## The input
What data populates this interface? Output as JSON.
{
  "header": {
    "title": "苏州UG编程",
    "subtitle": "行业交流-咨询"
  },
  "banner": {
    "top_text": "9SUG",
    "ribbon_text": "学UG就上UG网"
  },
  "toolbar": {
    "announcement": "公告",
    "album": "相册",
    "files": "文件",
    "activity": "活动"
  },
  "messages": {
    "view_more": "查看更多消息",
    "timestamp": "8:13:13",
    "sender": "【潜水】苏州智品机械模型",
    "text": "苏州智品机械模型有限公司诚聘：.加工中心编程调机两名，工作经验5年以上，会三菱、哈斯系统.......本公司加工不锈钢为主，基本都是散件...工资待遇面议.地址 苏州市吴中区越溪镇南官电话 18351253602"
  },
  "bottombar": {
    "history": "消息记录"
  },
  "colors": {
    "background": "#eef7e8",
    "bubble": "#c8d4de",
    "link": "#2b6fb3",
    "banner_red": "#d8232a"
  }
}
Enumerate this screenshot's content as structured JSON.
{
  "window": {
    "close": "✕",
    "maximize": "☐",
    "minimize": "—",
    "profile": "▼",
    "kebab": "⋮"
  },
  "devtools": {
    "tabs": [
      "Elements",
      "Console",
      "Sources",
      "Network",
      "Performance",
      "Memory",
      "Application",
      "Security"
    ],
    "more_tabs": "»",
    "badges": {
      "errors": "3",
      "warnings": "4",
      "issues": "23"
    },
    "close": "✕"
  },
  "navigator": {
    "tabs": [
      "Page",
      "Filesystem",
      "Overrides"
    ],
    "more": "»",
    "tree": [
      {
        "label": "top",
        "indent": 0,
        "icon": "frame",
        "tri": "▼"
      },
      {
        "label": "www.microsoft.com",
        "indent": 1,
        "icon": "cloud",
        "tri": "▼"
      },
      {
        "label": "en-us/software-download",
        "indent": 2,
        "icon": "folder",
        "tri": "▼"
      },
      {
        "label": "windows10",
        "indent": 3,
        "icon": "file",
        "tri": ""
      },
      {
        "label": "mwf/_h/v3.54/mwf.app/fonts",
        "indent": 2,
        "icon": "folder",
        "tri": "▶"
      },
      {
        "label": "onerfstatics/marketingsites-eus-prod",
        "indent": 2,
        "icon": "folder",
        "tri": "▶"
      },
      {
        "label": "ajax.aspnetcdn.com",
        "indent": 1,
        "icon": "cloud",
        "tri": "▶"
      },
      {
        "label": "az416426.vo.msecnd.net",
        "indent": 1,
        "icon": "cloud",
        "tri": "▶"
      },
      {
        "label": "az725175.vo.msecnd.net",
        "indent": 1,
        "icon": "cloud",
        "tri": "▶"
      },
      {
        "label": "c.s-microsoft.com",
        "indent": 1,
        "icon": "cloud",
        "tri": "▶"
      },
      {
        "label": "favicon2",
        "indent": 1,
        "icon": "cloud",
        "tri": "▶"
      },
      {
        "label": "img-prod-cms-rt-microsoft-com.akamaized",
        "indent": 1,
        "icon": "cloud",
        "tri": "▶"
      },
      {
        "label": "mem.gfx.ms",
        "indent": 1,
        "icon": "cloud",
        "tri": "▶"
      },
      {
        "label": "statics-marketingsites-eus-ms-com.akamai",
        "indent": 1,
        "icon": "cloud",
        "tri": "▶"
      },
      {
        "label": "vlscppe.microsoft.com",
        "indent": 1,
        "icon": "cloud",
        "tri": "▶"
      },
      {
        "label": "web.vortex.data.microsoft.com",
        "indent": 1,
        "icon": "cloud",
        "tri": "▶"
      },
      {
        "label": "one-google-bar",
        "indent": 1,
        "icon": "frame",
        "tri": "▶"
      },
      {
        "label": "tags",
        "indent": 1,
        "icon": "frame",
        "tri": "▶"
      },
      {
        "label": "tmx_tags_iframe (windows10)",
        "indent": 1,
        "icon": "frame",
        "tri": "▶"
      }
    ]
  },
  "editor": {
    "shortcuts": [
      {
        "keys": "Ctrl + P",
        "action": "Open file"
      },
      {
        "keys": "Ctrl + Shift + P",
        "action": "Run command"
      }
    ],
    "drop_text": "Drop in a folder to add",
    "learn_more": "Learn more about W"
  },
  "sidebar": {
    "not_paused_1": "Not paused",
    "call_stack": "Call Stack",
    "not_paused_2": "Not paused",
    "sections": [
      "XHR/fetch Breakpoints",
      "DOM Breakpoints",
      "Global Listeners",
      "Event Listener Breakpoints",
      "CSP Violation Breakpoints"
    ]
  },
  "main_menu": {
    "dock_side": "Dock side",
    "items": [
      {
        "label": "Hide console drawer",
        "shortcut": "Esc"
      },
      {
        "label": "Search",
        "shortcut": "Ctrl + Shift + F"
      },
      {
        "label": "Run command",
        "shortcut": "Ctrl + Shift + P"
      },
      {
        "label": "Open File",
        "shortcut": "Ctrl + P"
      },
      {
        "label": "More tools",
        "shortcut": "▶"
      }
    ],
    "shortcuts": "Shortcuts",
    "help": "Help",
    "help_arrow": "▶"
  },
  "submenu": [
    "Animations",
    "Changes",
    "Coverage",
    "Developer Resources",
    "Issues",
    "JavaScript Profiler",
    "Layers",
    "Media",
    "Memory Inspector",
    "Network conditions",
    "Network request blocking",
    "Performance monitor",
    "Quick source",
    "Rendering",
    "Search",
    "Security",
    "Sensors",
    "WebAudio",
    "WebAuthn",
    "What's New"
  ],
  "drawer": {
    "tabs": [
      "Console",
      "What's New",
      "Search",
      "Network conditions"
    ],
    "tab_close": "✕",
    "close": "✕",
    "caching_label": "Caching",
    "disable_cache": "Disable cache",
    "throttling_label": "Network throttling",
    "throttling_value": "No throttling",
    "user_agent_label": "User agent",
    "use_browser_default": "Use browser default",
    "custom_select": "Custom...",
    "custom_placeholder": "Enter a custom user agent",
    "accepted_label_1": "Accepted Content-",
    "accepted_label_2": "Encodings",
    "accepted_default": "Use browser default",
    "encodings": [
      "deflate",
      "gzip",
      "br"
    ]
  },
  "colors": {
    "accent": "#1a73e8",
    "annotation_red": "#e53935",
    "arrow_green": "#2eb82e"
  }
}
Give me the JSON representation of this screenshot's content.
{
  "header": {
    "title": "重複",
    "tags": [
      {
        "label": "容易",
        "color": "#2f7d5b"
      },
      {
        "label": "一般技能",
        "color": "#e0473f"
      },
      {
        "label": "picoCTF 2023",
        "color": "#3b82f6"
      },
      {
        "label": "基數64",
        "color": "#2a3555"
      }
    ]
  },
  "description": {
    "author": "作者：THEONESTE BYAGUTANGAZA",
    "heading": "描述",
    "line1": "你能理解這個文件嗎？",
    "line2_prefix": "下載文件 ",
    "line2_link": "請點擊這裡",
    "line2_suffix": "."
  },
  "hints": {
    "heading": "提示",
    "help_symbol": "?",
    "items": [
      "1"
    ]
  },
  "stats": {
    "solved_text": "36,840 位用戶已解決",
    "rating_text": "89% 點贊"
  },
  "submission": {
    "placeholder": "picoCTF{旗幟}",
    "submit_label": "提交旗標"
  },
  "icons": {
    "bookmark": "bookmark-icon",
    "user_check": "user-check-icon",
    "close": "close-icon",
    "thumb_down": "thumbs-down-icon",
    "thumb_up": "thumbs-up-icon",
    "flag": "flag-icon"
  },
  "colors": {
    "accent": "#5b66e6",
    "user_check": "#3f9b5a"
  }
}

## Problem description
Return the entries in full, keeping every line exactly as it is.

## Worked solution
What data populates this interface? Output as JSON.
{
  "header": {
    "title": "苏州UG编程",
    "subtitle": "行业交流-咨询"
  },
  "banner": {
    "top_text": "9SUG",
    "ribbon_text": "学UG就上UG网"
  },
  "toolbar": {
    "announcement": "公告",
    "album": "相册",
    "files": "文件",
    "activity": "活动"
  },
  "messages": {
    "view_more": "查看更多消息",
    "timestamp": "8:13:13",
    "sender": "【潜水】苏州智品机械模型",
    "text": "苏州智品机械模型有限公司诚聘：.加工中心编程调机两名，工作经验5年以上，会三菱、哈斯系统.......本公司加工不锈钢为主，基本都是散件...工资待遇面议.地址 苏州市吴中区越溪镇南官电话 18351253602"
  },
  "bottombar": {
    "history": "消息记录"
  },
  "colors": {
    "background": "#eef7e8",
    "bubble": "#c8d4de",
    "link": "#2b6fb3",
    "banner_red": "#d8232a"
  }
}
Enumerate this screenshot's content as structured JSON.
{
  "window": {
    "close": "✕",
    "maximize": "☐",
    "minimize": "—",
    "profile": "▼",
    "kebab": "⋮"
  },
  "devtools": {
    "tabs": [
      "Elements",
      "Console",
      "Sources",
      "Network",
      "Performance",
      "Memory",
      "Application",
      "Security"
    ],
    "more_tabs": "»",
    "badges": {
      "errors": "3",
      "warnings": "4",
      "issues": "23"
    },
    "close": "✕"
  },
  "navigator": {
    "tabs": [
      "Page",
      "Filesystem",
      "Overrides"
    ],
    "more": "»",
    "tree": [
      {
        "label": "top",
        "indent": 0,
        "icon": "frame",
        "tri": "▼"
      },
      {
        "label": "www.microsoft.com",
        "indent": 1,
        "icon": "cloud",
        "tri": "▼"
      },
      {
        "label": "en-us/software-download",
        "indent": 2,
        "icon": "folder",
        "tri": "▼"
      },
      {
        "label": "windows10",
        "indent": 3,
        "icon": "file",
        "tri": ""
      },
      {
        "label": "mwf/_h/v3.54/mwf.app/fonts",
        "indent": 2,
        "icon": "folder",
        "tri": "▶"
      },
      {
        "label": "onerfstatics/marketingsites-eus-prod",
        "indent": 2,
        "icon": "folder",
        "tri": "▶"
      },
      {
        "label": "ajax.aspnetcdn.com",
        "indent": 1,
        "icon": "cloud",
        "tri": "▶"
      },
      {
        "label": "az416426.vo.msecnd.net",
        "indent": 1,
        "icon": "cloud",
        "tri": "▶"
      },
      {
        "label": "az725175.vo.msecnd.net",
        "indent": 1,
        "icon": "cloud",
        "tri": "▶"
      },
      {
        "label": "c.s-microsoft.com",
        "indent": 1,
        "icon": "cloud",
        "tri": "▶"
      },
      {
        "label": "favicon2",
        "indent": 1,
        "icon": "cloud",
        "tri": "▶"
      },
      {
        "label": "img-prod-cms-rt-microsoft-com.akamaized",
        "indent": 1,
        "icon": "cloud",
        "tri": "▶"
      },
      {
        "label": "mem.gfx.ms",
        "indent": 1,
        "icon": "cloud",
        "tri": "▶"
      },
      {
        "label": "statics-marketingsites-eus-ms-com.akamai",
        "indent": 1,
        "icon": "cloud",
        "tri": "▶"
      },
      {
        "label": "vlscppe.microsoft.com",
        "indent": 1,
        "icon": "cloud",
        "tri": "▶"
      },
      {
        "label": "web.vortex.data.microsoft.com",
        "indent": 1,
        "icon": "cloud",
        "tri": "▶"
      },
      {
        "label": "one-google-bar",
        "indent": 1,
        "icon": "frame",
        "tri": "▶"
      },
      {
        "label": "tags",
        "indent": 1,
        "icon": "frame",
        "tri": "▶"
      },
      {
        "label": "tmx_tags_iframe (windows10)",
        "indent": 1,
        "icon": "frame",
        "tri": "▶"
      }
    ]
  },
  "editor": {
    "shortcuts": [
      {
        "keys": "Ctrl + P",
        "action": "Open file"
      },
      {
        "keys": "Ctrl + Shift + P",
        "action": "Run command"
      }
    ],
    "drop_text": "Drop in a folder to add",
    "learn_more": "Learn more about W"
  },
  "sidebar": {
    "not_paused_1": "Not paused",
    "call_stack": "Call Stack",
    "not_paused_2": "Not paused",
    "sections": [
      "XHR/fetch Breakpoints",
      "DOM Breakpoints",
      "Global Listeners",
      "Event Listener Breakpoints",
      "CSP Violation Breakpoints"
    ]
  },
  "main_menu": {
    "dock_side": "Dock side",
    "items": [
      {
        "label": "Hide console drawer",
        "shortcut": "Esc"
      },
      {
        "label": "Search",
        "shortcut": "Ctrl + Shift + F"
      },
      {
        "label": "Run command",
        "shortcut": "Ctrl + Shift + P"
      },
      {
        "label": "Open File",
        "shortcut": "Ctrl + P"
      },
      {
        "label": "More tools",
        "shortcut": "▶"
      }
    ],
    "shortcuts": "Shortcuts",
    "help": "Help",
    "help_arrow": "▶"
  },
  "submenu": [
    "Animations",
    "Changes",
    "Coverage",
    "Developer Resources",
    "Issues",
    "JavaScript Profiler",
    "Layers",
    "Media",
    "Memory Inspector",
    "Network conditions",
    "Network request blocking",
    "Performance monitor",
    "Quick source",
    "Rendering",
    "Search",
    "Security",
    "Sensors",
    "WebAudio",
    "WebAuthn",
    "What's New"
  ],
  "drawer": {
    "tabs": [
      "Console",
      "What's New",
      "Search",
      "Network conditions"
    ],
    "tab_close": "✕",
    "close": "✕",
    "caching_label": "Caching",
    "disable_cache": "Disable cache",
    "throttling_label": "Network throttling",
    "throttling_value": "No throttling",
    "user_agent_label": "User agent",
    "use_browser_default": "Use browser default",
    "custom_select": "Custom...",
    "custom_placeholder": "Enter a custom user agent",
    "accepted_label_1": "Accepted Content-",
    "accepted_label_2": "Encodings",
    "accepted_default": "Use browser default",
    "encodings": [
      "deflate",
      "gzip",
      "br"
    ]
  },
  "colors": {
    "accent": "#1a73e8",
    "annotation_red": "#e53935",
    "arrow_green": "#2eb82e"
  }
}
Give me the JSON representation of this screenshot's content.
{
  "header": {
    "title": "重複",
    "tags": [
      {
        "label": "容易",
        "color": "#2f7d5b"
      },
      {
        "label": "一般技能",
        "color": "#e0473f"
      },
      {
        "label": "picoCTF 2023",
        "color": "#3b82f6"
      },
      {
        "label": "基數64",
        "color": "#2a3555"
      }
    ]
  },
  "description": {
    "author": "作者：THEONESTE BYAGUTANGAZA",
    "heading": "描述",
    "line1": "你能理解這個文件嗎？",
    "line2_prefix": "下載文件 ",
    "line2_link": "請點擊這裡",
    "line2_suffix": "."
  },
  "hints": {
    "heading": "提示",
    "help_symbol": "?",
    "items": [
      "1"
    ]
  },
  "stats": {
    "solved_text": "36,840 位用戶已解決",
    "rating_text": "89% 點贊"
  },
  "submission": {
    "placeholder": "picoCTF{旗幟}",
    "submit_label": "提交旗標"
  },
  "icons": {
    "bookmark": "bookmark-icon",
    "user_check": "user-check-icon",
    "close": "close-icon",
    "thumb_down": "thumbs-down-icon",
    "thumb_up": "thumbs-up-icon",
    "flag": "flag-icon"
  },
  "colors": {
    "accent": "#5b66e6",
    "user_check": "#3f9b5a"
  }
}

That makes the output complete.